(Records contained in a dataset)
++++++++++++++++++++
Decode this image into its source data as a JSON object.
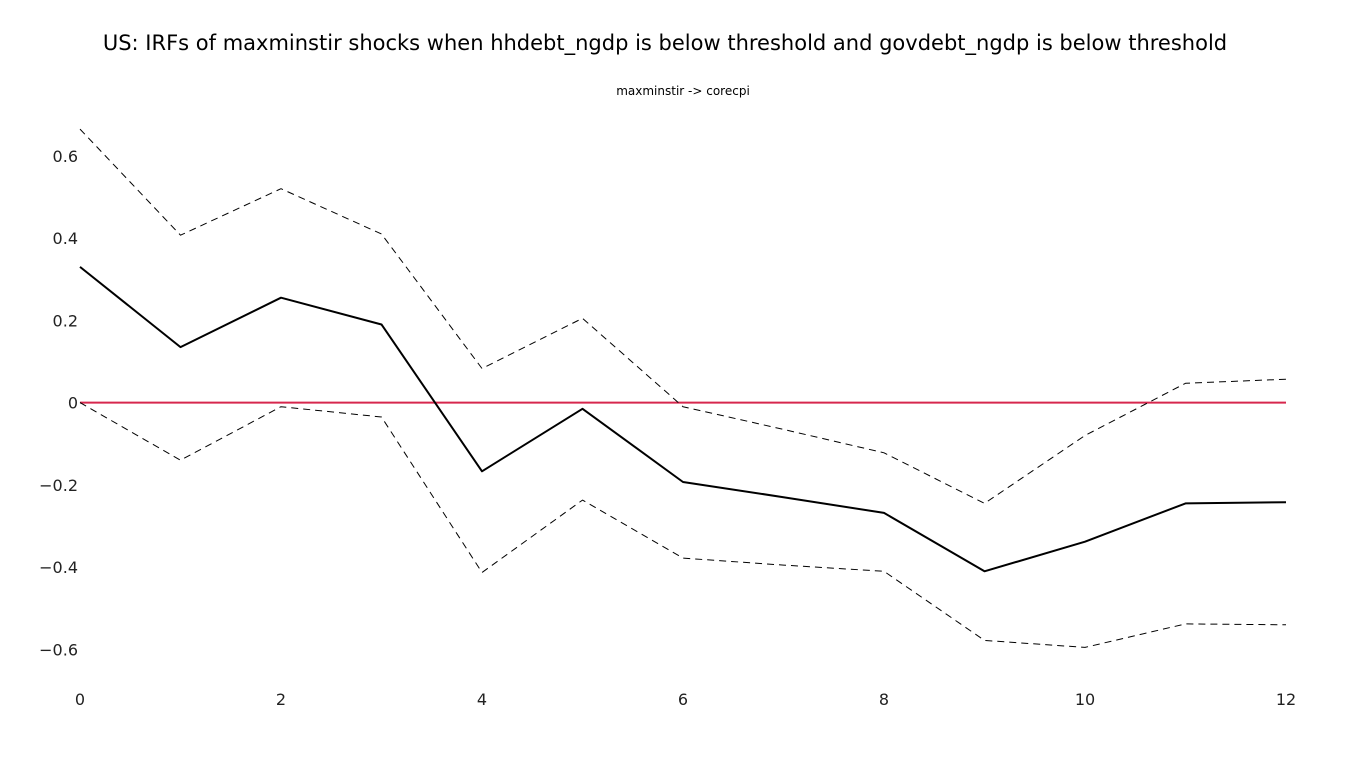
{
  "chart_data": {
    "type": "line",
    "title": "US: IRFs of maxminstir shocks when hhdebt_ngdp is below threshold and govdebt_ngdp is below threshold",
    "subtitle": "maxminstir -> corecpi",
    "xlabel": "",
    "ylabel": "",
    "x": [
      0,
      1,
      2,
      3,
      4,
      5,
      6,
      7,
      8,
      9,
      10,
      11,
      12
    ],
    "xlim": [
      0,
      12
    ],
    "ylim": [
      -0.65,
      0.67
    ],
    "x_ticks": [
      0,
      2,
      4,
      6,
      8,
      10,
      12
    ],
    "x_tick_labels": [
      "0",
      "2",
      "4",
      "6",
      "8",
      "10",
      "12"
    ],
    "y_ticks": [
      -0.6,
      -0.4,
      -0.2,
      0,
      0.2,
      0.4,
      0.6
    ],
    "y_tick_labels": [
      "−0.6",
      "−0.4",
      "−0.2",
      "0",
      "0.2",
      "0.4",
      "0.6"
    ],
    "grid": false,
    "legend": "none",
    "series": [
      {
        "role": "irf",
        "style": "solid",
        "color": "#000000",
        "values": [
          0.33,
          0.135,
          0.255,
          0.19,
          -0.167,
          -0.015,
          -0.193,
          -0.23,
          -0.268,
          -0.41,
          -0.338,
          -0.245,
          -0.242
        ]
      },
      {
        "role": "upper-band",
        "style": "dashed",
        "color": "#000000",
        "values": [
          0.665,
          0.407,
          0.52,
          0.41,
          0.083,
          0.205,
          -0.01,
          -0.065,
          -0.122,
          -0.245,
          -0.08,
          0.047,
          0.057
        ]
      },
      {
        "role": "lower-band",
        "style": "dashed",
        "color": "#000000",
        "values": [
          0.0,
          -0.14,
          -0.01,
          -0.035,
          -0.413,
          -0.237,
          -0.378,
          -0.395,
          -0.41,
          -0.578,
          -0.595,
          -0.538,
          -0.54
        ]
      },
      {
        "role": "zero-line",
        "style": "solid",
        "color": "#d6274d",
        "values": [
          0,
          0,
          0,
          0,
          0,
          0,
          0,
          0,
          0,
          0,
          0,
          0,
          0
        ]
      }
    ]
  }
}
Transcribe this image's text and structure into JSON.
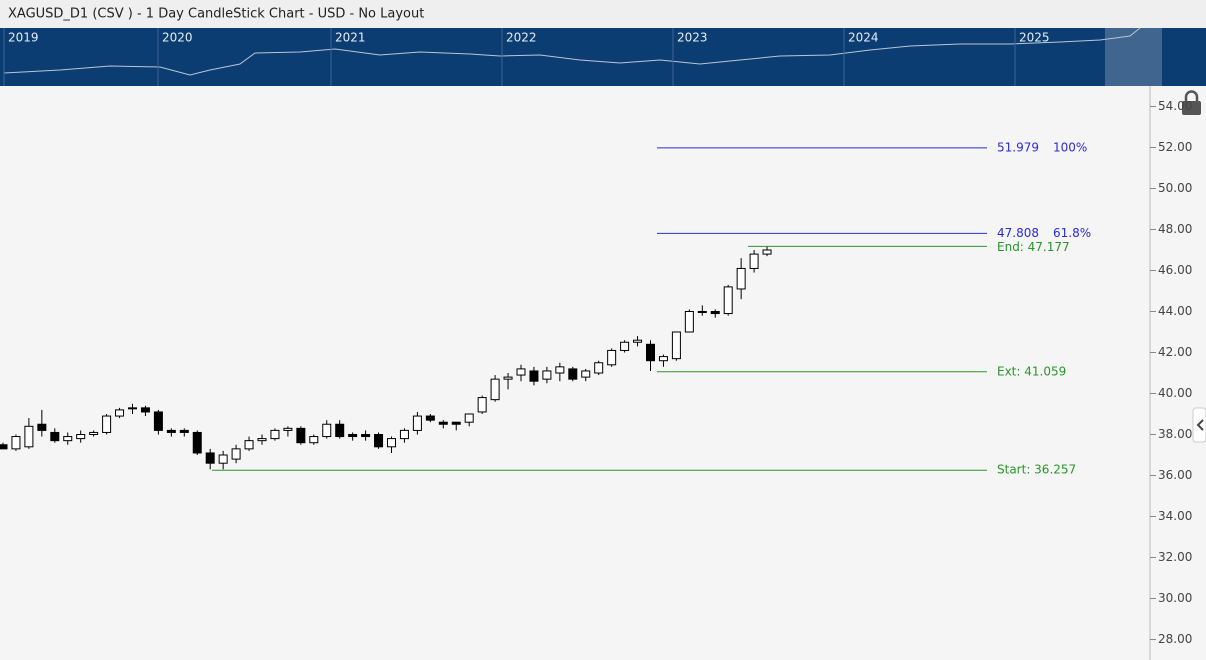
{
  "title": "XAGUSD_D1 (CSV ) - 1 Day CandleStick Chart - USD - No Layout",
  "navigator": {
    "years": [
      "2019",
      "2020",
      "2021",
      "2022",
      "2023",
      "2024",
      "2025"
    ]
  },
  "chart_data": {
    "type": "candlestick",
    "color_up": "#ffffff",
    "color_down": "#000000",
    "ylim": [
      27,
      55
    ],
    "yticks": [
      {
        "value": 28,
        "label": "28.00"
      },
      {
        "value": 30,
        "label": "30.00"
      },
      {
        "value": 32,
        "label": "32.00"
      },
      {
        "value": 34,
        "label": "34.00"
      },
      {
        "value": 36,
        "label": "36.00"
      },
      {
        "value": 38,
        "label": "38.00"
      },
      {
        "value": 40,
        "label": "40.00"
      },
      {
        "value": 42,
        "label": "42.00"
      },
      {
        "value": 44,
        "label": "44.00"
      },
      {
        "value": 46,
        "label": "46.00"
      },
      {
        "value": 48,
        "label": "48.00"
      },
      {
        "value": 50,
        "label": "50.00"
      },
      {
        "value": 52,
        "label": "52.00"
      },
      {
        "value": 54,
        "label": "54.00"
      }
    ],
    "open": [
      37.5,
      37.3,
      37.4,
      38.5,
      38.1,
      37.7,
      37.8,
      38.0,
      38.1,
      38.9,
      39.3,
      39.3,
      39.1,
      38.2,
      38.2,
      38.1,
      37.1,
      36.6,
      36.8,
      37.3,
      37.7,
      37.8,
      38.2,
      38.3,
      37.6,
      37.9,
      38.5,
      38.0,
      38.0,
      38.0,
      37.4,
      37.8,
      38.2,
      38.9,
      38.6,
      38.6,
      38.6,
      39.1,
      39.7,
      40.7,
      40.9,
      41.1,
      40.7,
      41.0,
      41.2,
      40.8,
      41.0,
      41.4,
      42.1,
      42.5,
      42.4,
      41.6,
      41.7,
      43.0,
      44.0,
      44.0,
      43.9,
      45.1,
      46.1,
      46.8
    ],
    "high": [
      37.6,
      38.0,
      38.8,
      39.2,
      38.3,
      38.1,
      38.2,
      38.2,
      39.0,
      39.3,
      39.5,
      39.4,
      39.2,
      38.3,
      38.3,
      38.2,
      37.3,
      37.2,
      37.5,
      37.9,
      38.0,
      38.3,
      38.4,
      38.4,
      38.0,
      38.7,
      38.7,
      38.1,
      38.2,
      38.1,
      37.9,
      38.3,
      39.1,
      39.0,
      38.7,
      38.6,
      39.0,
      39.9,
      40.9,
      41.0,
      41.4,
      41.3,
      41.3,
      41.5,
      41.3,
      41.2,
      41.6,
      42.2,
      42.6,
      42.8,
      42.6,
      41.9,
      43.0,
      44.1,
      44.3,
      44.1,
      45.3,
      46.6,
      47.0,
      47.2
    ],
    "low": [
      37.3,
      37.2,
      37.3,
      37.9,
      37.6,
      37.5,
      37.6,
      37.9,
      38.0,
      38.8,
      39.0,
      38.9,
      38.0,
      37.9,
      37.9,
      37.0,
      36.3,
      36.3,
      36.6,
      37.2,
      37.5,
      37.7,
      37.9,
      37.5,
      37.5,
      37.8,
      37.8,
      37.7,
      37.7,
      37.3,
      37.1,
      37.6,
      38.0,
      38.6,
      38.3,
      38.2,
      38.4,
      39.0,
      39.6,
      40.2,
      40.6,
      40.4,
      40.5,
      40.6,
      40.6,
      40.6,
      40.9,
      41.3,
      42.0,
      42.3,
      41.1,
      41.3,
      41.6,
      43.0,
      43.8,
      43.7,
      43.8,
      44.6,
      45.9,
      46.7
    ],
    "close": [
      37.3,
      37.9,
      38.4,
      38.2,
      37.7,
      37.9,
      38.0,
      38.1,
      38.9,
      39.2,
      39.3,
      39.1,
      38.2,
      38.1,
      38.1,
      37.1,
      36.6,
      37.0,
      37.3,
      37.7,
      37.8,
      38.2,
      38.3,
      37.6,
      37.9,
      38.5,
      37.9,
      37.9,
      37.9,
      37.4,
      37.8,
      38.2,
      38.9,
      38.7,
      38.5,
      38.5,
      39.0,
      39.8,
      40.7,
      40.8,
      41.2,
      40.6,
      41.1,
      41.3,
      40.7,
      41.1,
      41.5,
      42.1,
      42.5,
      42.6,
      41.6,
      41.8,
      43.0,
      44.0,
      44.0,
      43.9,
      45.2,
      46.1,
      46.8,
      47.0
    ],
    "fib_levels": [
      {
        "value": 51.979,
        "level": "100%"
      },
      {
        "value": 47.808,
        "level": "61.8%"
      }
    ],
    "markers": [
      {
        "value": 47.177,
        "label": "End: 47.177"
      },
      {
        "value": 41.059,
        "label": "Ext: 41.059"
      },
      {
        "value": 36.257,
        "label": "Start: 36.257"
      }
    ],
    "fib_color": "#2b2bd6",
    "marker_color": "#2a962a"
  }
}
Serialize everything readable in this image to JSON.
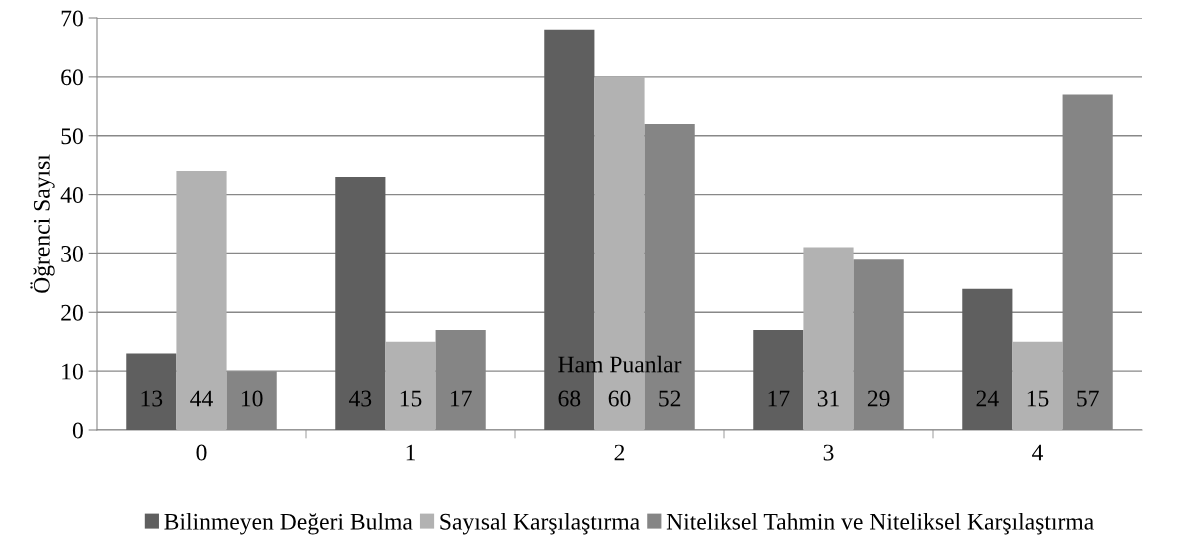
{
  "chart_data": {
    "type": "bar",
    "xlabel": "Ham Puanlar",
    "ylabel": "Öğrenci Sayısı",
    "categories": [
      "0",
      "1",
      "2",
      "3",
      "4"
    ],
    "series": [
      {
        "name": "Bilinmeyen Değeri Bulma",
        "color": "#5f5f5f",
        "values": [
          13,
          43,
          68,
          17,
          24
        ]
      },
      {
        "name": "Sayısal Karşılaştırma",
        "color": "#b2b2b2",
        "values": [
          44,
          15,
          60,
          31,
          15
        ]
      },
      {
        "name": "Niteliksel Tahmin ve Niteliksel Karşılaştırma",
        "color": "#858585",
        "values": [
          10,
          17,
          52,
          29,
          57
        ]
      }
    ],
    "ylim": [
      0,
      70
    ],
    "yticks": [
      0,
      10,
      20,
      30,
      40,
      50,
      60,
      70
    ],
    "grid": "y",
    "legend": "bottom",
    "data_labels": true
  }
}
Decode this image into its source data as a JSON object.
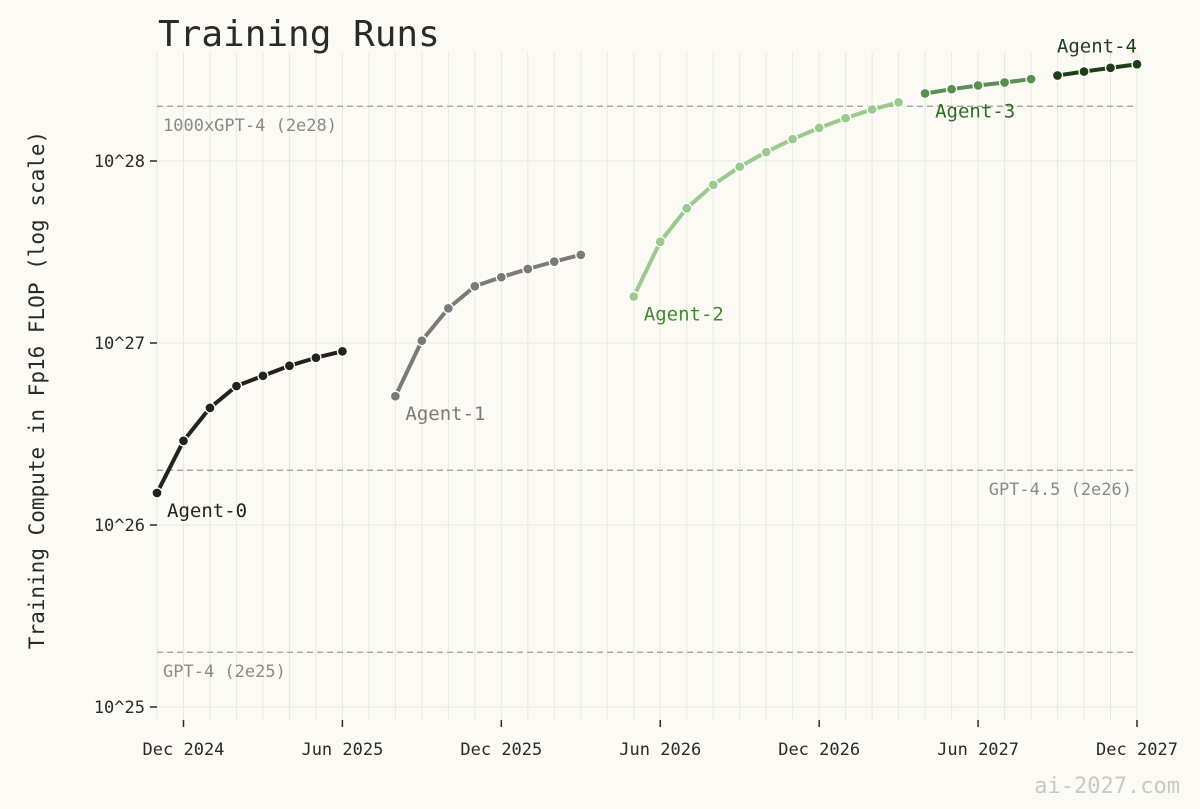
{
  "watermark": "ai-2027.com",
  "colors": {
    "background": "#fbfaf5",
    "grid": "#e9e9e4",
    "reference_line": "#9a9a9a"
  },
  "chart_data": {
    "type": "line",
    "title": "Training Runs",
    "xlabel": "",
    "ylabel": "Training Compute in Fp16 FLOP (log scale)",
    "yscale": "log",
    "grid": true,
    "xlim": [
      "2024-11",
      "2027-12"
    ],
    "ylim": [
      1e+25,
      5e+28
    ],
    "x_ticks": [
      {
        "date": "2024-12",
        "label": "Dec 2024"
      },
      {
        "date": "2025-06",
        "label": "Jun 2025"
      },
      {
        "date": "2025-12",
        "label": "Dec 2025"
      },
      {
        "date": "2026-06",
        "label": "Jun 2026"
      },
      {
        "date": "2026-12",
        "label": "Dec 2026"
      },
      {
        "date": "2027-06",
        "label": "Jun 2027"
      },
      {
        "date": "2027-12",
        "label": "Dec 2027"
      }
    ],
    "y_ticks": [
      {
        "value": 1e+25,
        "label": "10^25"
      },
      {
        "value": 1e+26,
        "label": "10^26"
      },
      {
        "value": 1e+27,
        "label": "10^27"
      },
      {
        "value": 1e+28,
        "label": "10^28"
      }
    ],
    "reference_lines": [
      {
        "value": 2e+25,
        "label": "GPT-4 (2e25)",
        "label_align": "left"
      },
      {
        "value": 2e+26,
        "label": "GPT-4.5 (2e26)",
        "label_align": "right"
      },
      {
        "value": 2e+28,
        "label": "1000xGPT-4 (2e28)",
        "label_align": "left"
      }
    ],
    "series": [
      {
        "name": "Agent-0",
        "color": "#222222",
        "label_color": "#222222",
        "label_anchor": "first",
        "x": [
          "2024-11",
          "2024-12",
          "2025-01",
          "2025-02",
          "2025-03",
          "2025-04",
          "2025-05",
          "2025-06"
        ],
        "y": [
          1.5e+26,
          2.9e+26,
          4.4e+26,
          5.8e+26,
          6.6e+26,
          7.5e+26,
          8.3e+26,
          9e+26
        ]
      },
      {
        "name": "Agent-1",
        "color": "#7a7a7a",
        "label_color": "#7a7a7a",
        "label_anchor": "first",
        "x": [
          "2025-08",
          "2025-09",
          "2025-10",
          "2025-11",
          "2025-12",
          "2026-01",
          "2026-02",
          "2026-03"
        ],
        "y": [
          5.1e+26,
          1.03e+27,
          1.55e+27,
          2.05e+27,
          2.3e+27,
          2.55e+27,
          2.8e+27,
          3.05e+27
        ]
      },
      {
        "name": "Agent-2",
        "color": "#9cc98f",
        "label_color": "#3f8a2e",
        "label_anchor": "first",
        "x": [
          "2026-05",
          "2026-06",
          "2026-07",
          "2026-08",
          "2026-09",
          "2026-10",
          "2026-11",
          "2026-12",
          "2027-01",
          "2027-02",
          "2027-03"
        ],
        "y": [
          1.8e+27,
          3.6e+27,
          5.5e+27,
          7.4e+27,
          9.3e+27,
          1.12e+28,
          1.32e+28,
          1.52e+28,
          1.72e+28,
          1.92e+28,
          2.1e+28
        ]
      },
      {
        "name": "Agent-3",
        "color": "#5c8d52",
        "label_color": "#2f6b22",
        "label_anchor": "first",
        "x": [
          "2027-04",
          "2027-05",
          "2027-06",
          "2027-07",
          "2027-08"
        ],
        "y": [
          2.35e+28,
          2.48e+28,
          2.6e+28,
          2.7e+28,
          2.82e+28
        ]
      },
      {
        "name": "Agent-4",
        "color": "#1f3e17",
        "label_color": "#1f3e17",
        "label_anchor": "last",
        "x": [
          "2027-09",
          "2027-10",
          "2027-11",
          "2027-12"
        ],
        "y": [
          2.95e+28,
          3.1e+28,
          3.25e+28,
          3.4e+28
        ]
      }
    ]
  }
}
++++++++++++++++++++
* The request
How many lines of the data contain the word "type"? Answer with the number alone.

* Response
4